> **Exercise details**: Please output the records below in full, exactly as given, but without the images.

· · · · · · ·

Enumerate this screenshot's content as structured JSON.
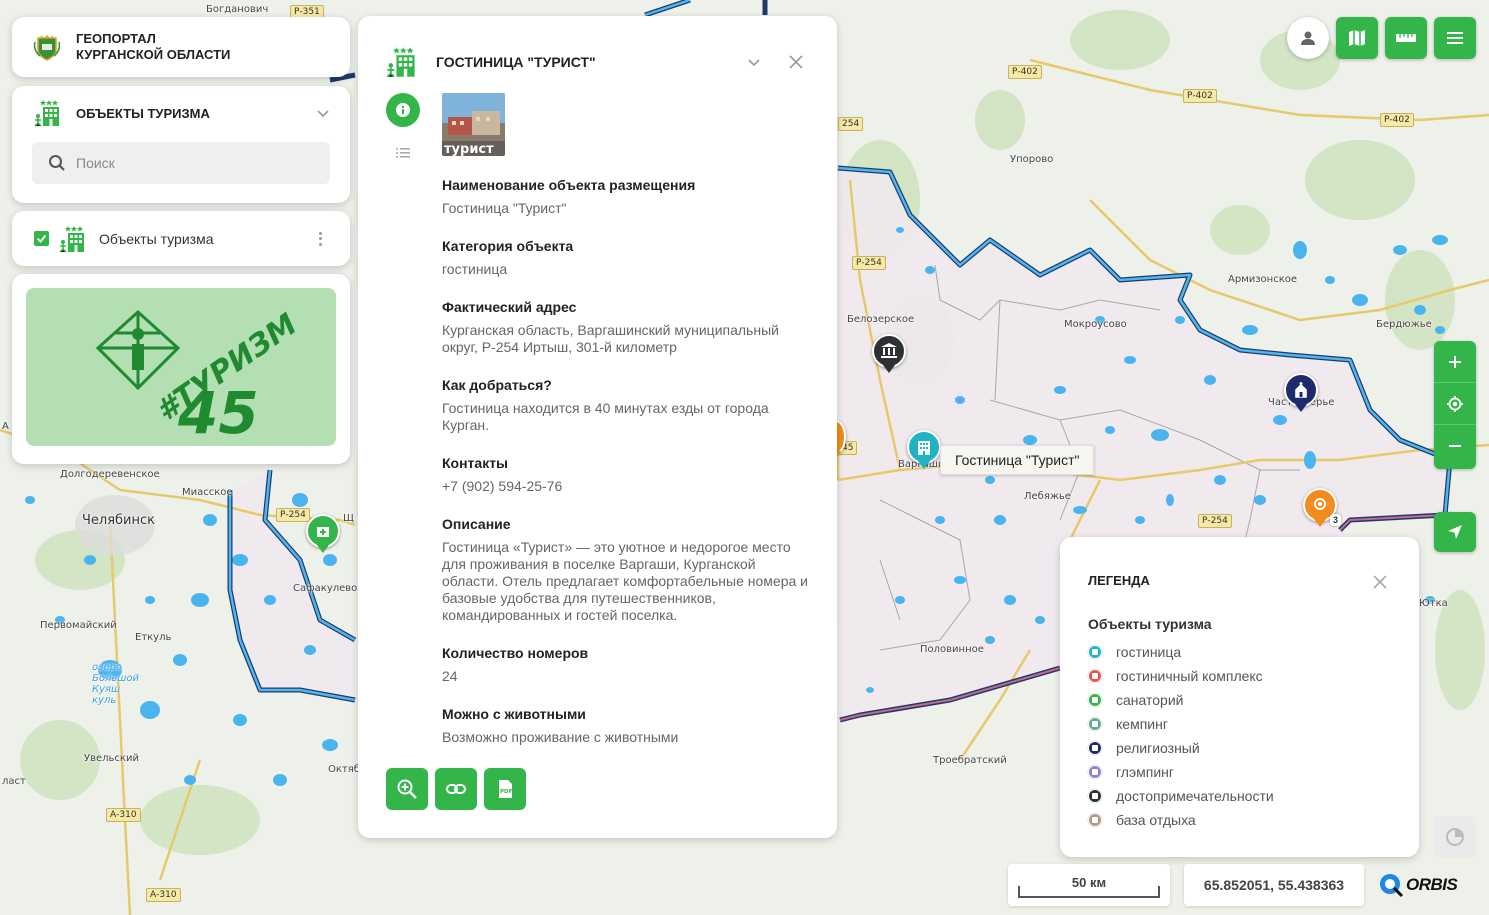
{
  "app": {
    "title_line1": "ГЕОПОРТАЛ",
    "title_line2": "КУРГАНСКОЙ ОБЛАСТИ"
  },
  "layer_panel": {
    "title": "ОБЪЕКТЫ ТУРИЗМА",
    "search_placeholder": "Поиск",
    "layer_name": "Объекты туризма",
    "layer_checked": true
  },
  "banner": {
    "line1": "#ТУРИЗМ",
    "line2": "45"
  },
  "detail": {
    "title": "ГОСТИНИЦА \"ТУРИСТ\"",
    "photo_caption": "турист",
    "fields": [
      {
        "label": "Наименование объекта размещения",
        "value": "Гостиница \"Турист\""
      },
      {
        "label": "Категория объекта",
        "value": "гостиница"
      },
      {
        "label": "Фактический адрес",
        "value": "Курганская область, Варгашинский муниципальный округ, Р-254 Иртыш, 301-й километр"
      },
      {
        "label": "Как добраться?",
        "value": "Гостиница находится в 40 минутах езды от города Курган."
      },
      {
        "label": "Контакты",
        "value": "+7 (902) 594-25-76"
      },
      {
        "label": "Описание",
        "value": "Гостиница «Турист» — это уютное и недорогое место для проживания в поселке Варгаши, Курганской области. Отель предлагает комфортабельные номера и базовые удобства для путешественников, командированных и гостей поселка."
      },
      {
        "label": "Количество номеров",
        "value": "24"
      },
      {
        "label": "Можно с животными",
        "value": "Возможно проживание с животными"
      }
    ]
  },
  "map": {
    "tooltip": "Гостиница \"Турист\"",
    "places": [
      {
        "name": "Богданович"
      },
      {
        "name": "Упорово"
      },
      {
        "name": "Армизонское"
      },
      {
        "name": "Бердюжье"
      },
      {
        "name": "Белозерское"
      },
      {
        "name": "Мокроусово"
      },
      {
        "name": "Частоозерье"
      },
      {
        "name": "Варгаши"
      },
      {
        "name": "Лебяжье"
      },
      {
        "name": "Долгодеревенское"
      },
      {
        "name": "Миасское"
      },
      {
        "name": "Челябинск"
      },
      {
        "name": "Щ"
      },
      {
        "name": "Сафакулево"
      },
      {
        "name": "Первомайский"
      },
      {
        "name": "Еткуль"
      },
      {
        "name": "Увельский"
      },
      {
        "name": "Октяб"
      },
      {
        "name": "Половинное"
      },
      {
        "name": "Троебратский"
      },
      {
        "name": "ласт"
      },
      {
        "name": "Ютка"
      },
      {
        "name": "А"
      }
    ],
    "lake_label": "озеро\nБольшой\nКуяш\nкуль",
    "roads": [
      "Р-351",
      "Р-402",
      "Р-402",
      "Р-402",
      "254",
      "Р-254",
      "Р-254",
      "Р-254",
      "45",
      "А-310",
      "А-310"
    ],
    "cluster_count": "3"
  },
  "legend": {
    "title": "ЛЕГЕНДА",
    "subtitle": "Объекты туризма",
    "items": [
      {
        "label": "гостиница",
        "color": "#20b3c4"
      },
      {
        "label": "гостиничный комплекс",
        "color": "#e4574f"
      },
      {
        "label": "санаторий",
        "color": "#34b54a"
      },
      {
        "label": "кемпинг",
        "color": "#5fae8c"
      },
      {
        "label": "религиозный",
        "color": "#1d2a6b"
      },
      {
        "label": "глэмпинг",
        "color": "#8b83c9"
      },
      {
        "label": "достопримечательности",
        "color": "#2f3033"
      },
      {
        "label": "база отдыха",
        "color": "#b89585"
      }
    ]
  },
  "scale": {
    "label": "50 км"
  },
  "coordinates": "65.852051, 55.438363",
  "logo": {
    "text": "ORBIS"
  },
  "colors": {
    "accent": "#34b54a",
    "region_border": "#1f7fc7",
    "hotel": "#20b3c4",
    "religious": "#1d2a6b",
    "sight": "#2f3033",
    "cluster": "#f28c1e"
  }
}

· · · · · · ·

> **Exercise answer**:
Enumerate this screenshot's content as structured JSON.
{
  "app": {
    "title_line1": "ГЕОПОРТАЛ",
    "title_line2": "КУРГАНСКОЙ ОБЛАСТИ"
  },
  "layer_panel": {
    "title": "ОБЪЕКТЫ ТУРИЗМА",
    "search_placeholder": "Поиск",
    "layer_name": "Объекты туризма",
    "layer_checked": true
  },
  "banner": {
    "line1": "#ТУРИЗМ",
    "line2": "45"
  },
  "detail": {
    "title": "ГОСТИНИЦА \"ТУРИСТ\"",
    "photo_caption": "турист",
    "fields": [
      {
        "label": "Наименование объекта размещения",
        "value": "Гостиница \"Турист\""
      },
      {
        "label": "Категория объекта",
        "value": "гостиница"
      },
      {
        "label": "Фактический адрес",
        "value": "Курганская область, Варгашинский муниципальный округ, Р-254 Иртыш, 301-й километр"
      },
      {
        "label": "Как добраться?",
        "value": "Гостиница находится в 40 минутах езды от города Курган."
      },
      {
        "label": "Контакты",
        "value": "+7 (902) 594-25-76"
      },
      {
        "label": "Описание",
        "value": "Гостиница «Турист» — это уютное и недорогое место для проживания в поселке Варгаши, Курганской области. Отель предлагает комфортабельные номера и базовые удобства для путешественников, командированных и гостей поселка."
      },
      {
        "label": "Количество номеров",
        "value": "24"
      },
      {
        "label": "Можно с животными",
        "value": "Возможно проживание с животными"
      }
    ]
  },
  "map": {
    "tooltip": "Гостиница \"Турист\"",
    "places": [
      {
        "name": "Богданович"
      },
      {
        "name": "Упорово"
      },
      {
        "name": "Армизонское"
      },
      {
        "name": "Бердюжье"
      },
      {
        "name": "Белозерское"
      },
      {
        "name": "Мокроусово"
      },
      {
        "name": "Частоозерье"
      },
      {
        "name": "Варгаши"
      },
      {
        "name": "Лебяжье"
      },
      {
        "name": "Долгодеревенское"
      },
      {
        "name": "Миасское"
      },
      {
        "name": "Челябинск"
      },
      {
        "name": "Щ"
      },
      {
        "name": "Сафакулево"
      },
      {
        "name": "Первомайский"
      },
      {
        "name": "Еткуль"
      },
      {
        "name": "Увельский"
      },
      {
        "name": "Октяб"
      },
      {
        "name": "Половинное"
      },
      {
        "name": "Троебратский"
      },
      {
        "name": "ласт"
      },
      {
        "name": "Ютка"
      },
      {
        "name": "А"
      }
    ],
    "lake_label": "озеро\nБольшой\nКуяш\nкуль",
    "roads": [
      "Р-351",
      "Р-402",
      "Р-402",
      "Р-402",
      "254",
      "Р-254",
      "Р-254",
      "Р-254",
      "45",
      "А-310",
      "А-310"
    ],
    "cluster_count": "3"
  },
  "legend": {
    "title": "ЛЕГЕНДА",
    "subtitle": "Объекты туризма",
    "items": [
      {
        "label": "гостиница",
        "color": "#20b3c4"
      },
      {
        "label": "гостиничный комплекс",
        "color": "#e4574f"
      },
      {
        "label": "санаторий",
        "color": "#34b54a"
      },
      {
        "label": "кемпинг",
        "color": "#5fae8c"
      },
      {
        "label": "религиозный",
        "color": "#1d2a6b"
      },
      {
        "label": "глэмпинг",
        "color": "#8b83c9"
      },
      {
        "label": "достопримечательности",
        "color": "#2f3033"
      },
      {
        "label": "база отдыха",
        "color": "#b89585"
      }
    ]
  },
  "scale": {
    "label": "50 км"
  },
  "coordinates": "65.852051, 55.438363",
  "logo": {
    "text": "ORBIS"
  },
  "colors": {
    "accent": "#34b54a",
    "region_border": "#1f7fc7",
    "hotel": "#20b3c4",
    "religious": "#1d2a6b",
    "sight": "#2f3033",
    "cluster": "#f28c1e"
  }
}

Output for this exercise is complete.